>> Begin RECORDS SUPPLIED

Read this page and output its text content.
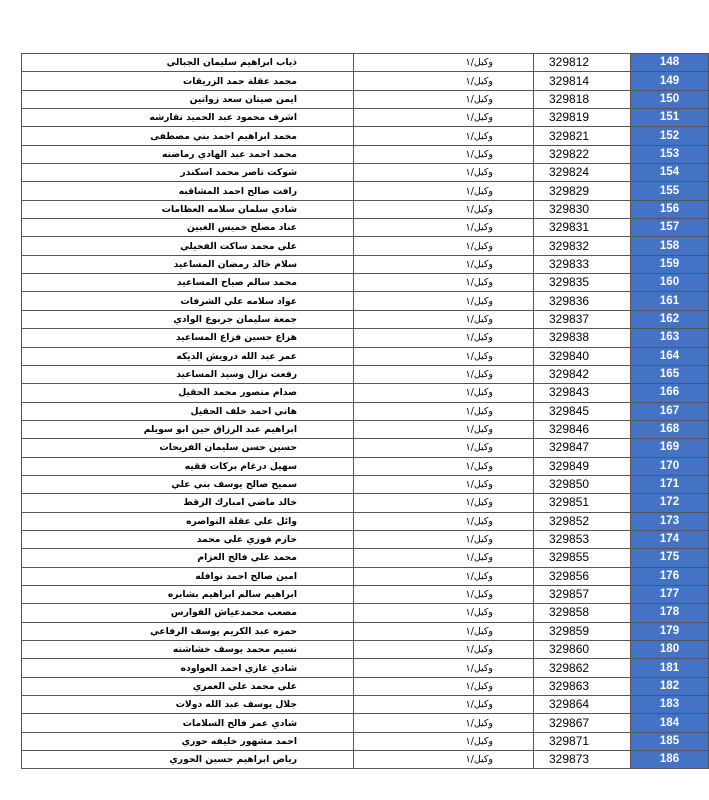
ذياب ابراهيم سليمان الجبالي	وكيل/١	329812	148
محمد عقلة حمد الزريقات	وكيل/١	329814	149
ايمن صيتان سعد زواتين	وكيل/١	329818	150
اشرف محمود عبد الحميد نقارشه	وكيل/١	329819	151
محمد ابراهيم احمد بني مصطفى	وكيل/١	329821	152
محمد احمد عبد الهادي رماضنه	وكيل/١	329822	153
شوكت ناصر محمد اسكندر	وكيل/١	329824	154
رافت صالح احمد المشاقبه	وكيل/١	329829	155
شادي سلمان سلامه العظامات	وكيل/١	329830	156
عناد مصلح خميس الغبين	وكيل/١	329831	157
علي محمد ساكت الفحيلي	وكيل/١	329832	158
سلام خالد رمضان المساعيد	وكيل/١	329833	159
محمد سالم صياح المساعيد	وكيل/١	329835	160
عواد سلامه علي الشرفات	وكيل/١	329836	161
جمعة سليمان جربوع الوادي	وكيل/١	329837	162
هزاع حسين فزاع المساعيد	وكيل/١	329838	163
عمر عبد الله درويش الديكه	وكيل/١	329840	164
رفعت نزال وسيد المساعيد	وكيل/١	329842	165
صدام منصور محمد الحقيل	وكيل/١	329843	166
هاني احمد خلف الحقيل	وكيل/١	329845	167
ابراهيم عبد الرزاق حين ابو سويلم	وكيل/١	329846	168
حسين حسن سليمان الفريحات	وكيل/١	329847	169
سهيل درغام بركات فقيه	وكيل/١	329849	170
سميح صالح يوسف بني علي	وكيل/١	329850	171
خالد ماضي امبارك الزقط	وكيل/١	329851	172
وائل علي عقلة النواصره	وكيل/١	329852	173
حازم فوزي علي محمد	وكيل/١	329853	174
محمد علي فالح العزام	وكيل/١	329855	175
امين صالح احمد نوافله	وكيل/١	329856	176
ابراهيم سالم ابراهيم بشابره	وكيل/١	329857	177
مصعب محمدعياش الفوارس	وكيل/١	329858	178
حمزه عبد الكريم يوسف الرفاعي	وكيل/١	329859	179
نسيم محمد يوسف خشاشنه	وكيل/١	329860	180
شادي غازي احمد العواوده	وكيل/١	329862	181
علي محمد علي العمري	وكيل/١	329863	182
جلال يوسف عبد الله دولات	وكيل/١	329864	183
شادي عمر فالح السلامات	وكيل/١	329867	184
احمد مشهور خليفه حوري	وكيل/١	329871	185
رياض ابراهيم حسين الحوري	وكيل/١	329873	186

>> End RECORDS SUPPLIED
>> Begin RECORDS SUPPLIED

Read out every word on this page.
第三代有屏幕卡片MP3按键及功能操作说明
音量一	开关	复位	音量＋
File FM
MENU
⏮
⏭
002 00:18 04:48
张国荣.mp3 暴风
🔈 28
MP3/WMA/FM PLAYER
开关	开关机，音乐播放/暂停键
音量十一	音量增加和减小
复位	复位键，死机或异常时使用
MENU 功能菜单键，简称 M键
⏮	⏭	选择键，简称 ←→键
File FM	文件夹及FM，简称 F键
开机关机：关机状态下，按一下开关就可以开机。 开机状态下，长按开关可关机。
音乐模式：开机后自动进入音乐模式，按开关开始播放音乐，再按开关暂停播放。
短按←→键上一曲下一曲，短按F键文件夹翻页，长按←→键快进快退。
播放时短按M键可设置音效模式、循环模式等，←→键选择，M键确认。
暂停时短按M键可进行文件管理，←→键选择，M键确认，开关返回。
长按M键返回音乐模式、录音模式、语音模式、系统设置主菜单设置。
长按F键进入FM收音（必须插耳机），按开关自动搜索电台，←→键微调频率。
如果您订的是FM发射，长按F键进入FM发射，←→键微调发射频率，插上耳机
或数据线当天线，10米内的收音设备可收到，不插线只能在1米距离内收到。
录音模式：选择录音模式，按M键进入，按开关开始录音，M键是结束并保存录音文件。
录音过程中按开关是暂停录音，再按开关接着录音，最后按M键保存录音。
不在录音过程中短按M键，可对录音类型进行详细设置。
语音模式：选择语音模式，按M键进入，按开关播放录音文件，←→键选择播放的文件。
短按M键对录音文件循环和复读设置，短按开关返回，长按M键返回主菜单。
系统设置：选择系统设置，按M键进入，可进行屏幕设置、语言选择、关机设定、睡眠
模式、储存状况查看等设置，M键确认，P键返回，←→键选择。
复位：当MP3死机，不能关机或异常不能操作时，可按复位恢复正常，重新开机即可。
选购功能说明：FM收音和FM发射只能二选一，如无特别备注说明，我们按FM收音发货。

>> End RECORDS SUPPLIED

Show every line from the listing above in which the string "ابراهيم" appears.

» **FULL RESPONSE**:
ذياب ابراهيم سليمان الجبالي	وكيل/١	329812	148
محمد ابراهيم احمد بني مصطفى	وكيل/١	329821	152
ابراهيم عبد الرزاق حين ابو سويلم	وكيل/١	329846	168
ابراهيم سالم ابراهيم بشابره	وكيل/١	329857	177
رياض ابراهيم حسين الحوري	وكيل/١	329873	186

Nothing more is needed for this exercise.